-- To do --
Copy every entry precisely.

Extracted data entries
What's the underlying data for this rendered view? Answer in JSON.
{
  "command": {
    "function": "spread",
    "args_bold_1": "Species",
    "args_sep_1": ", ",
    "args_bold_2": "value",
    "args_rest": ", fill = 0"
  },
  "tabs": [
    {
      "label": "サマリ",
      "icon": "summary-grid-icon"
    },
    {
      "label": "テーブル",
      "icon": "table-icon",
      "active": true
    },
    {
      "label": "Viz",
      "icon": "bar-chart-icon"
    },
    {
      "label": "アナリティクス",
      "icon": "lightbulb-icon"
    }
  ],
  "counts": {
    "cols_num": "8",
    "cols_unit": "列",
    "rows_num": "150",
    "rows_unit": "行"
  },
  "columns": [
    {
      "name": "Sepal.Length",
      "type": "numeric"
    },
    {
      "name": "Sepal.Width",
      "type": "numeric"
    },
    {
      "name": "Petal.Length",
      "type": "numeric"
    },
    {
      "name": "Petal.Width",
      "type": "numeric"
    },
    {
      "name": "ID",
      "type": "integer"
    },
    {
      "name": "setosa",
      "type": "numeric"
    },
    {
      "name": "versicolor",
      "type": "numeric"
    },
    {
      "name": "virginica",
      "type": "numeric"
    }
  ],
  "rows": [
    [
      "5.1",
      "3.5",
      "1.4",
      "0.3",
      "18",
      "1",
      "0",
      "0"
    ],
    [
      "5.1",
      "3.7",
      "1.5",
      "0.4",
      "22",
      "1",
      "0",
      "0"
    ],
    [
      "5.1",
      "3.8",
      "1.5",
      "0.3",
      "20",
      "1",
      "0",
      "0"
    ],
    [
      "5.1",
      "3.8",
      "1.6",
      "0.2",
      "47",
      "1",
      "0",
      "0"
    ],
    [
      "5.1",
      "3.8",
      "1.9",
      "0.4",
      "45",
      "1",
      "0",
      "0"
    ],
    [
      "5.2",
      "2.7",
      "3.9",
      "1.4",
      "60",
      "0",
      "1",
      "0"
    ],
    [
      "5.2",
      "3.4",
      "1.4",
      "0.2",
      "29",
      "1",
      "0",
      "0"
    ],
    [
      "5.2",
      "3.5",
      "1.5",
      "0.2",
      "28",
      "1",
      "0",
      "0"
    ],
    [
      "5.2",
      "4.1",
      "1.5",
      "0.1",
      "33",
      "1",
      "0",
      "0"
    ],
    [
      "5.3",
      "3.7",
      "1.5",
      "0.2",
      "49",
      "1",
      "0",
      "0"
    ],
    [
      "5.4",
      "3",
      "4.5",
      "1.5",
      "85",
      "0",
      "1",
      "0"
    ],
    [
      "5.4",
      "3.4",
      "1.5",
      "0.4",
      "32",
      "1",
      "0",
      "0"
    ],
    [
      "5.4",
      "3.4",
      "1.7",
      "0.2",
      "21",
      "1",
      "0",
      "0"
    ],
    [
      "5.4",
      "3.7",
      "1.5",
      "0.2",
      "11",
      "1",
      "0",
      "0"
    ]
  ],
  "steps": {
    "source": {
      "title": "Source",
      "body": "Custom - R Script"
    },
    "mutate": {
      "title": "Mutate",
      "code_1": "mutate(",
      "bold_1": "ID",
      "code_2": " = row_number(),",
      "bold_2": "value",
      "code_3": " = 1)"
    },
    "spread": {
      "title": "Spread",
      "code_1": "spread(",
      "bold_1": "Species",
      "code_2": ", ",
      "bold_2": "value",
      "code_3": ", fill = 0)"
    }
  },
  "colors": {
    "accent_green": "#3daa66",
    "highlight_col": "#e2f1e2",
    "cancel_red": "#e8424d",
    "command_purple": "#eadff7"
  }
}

-- Answer to the task --
What's the underlying data for this rendered view? Answer in JSON.
{
  "command": {
    "function": "spread",
    "args_bold_1": "Species",
    "args_sep_1": ", ",
    "args_bold_2": "value",
    "args_rest": ", fill = 0"
  },
  "tabs": [
    {
      "label": "サマリ",
      "icon": "summary-grid-icon"
    },
    {
      "label": "テーブル",
      "icon": "table-icon",
      "active": true
    },
    {
      "label": "Viz",
      "icon": "bar-chart-icon"
    },
    {
      "label": "アナリティクス",
      "icon": "lightbulb-icon"
    }
  ],
  "counts": {
    "cols_num": "8",
    "cols_unit": "列",
    "rows_num": "150",
    "rows_unit": "行"
  },
  "columns": [
    {
      "name": "Sepal.Length",
      "type": "numeric"
    },
    {
      "name": "Sepal.Width",
      "type": "numeric"
    },
    {
      "name": "Petal.Length",
      "type": "numeric"
    },
    {
      "name": "Petal.Width",
      "type": "numeric"
    },
    {
      "name": "ID",
      "type": "integer"
    },
    {
      "name": "setosa",
      "type": "numeric"
    },
    {
      "name": "versicolor",
      "type": "numeric"
    },
    {
      "name": "virginica",
      "type": "numeric"
    }
  ],
  "rows": [
    [
      "5.1",
      "3.5",
      "1.4",
      "0.3",
      "18",
      "1",
      "0",
      "0"
    ],
    [
      "5.1",
      "3.7",
      "1.5",
      "0.4",
      "22",
      "1",
      "0",
      "0"
    ],
    [
      "5.1",
      "3.8",
      "1.5",
      "0.3",
      "20",
      "1",
      "0",
      "0"
    ],
    [
      "5.1",
      "3.8",
      "1.6",
      "0.2",
      "47",
      "1",
      "0",
      "0"
    ],
    [
      "5.1",
      "3.8",
      "1.9",
      "0.4",
      "45",
      "1",
      "0",
      "0"
    ],
    [
      "5.2",
      "2.7",
      "3.9",
      "1.4",
      "60",
      "0",
      "1",
      "0"
    ],
    [
      "5.2",
      "3.4",
      "1.4",
      "0.2",
      "29",
      "1",
      "0",
      "0"
    ],
    [
      "5.2",
      "3.5",
      "1.5",
      "0.2",
      "28",
      "1",
      "0",
      "0"
    ],
    [
      "5.2",
      "4.1",
      "1.5",
      "0.1",
      "33",
      "1",
      "0",
      "0"
    ],
    [
      "5.3",
      "3.7",
      "1.5",
      "0.2",
      "49",
      "1",
      "0",
      "0"
    ],
    [
      "5.4",
      "3",
      "4.5",
      "1.5",
      "85",
      "0",
      "1",
      "0"
    ],
    [
      "5.4",
      "3.4",
      "1.5",
      "0.4",
      "32",
      "1",
      "0",
      "0"
    ],
    [
      "5.4",
      "3.4",
      "1.7",
      "0.2",
      "21",
      "1",
      "0",
      "0"
    ],
    [
      "5.4",
      "3.7",
      "1.5",
      "0.2",
      "11",
      "1",
      "0",
      "0"
    ]
  ],
  "steps": {
    "source": {
      "title": "Source",
      "body": "Custom - R Script"
    },
    "mutate": {
      "title": "Mutate",
      "code_1": "mutate(",
      "bold_1": "ID",
      "code_2": " = row_number(),",
      "bold_2": "value",
      "code_3": " = 1)"
    },
    "spread": {
      "title": "Spread",
      "code_1": "spread(",
      "bold_1": "Species",
      "code_2": ", ",
      "bold_2": "value",
      "code_3": ", fill = 0)"
    }
  },
  "colors": {
    "accent_green": "#3daa66",
    "highlight_col": "#e2f1e2",
    "cancel_red": "#e8424d",
    "command_purple": "#eadff7"
  }
}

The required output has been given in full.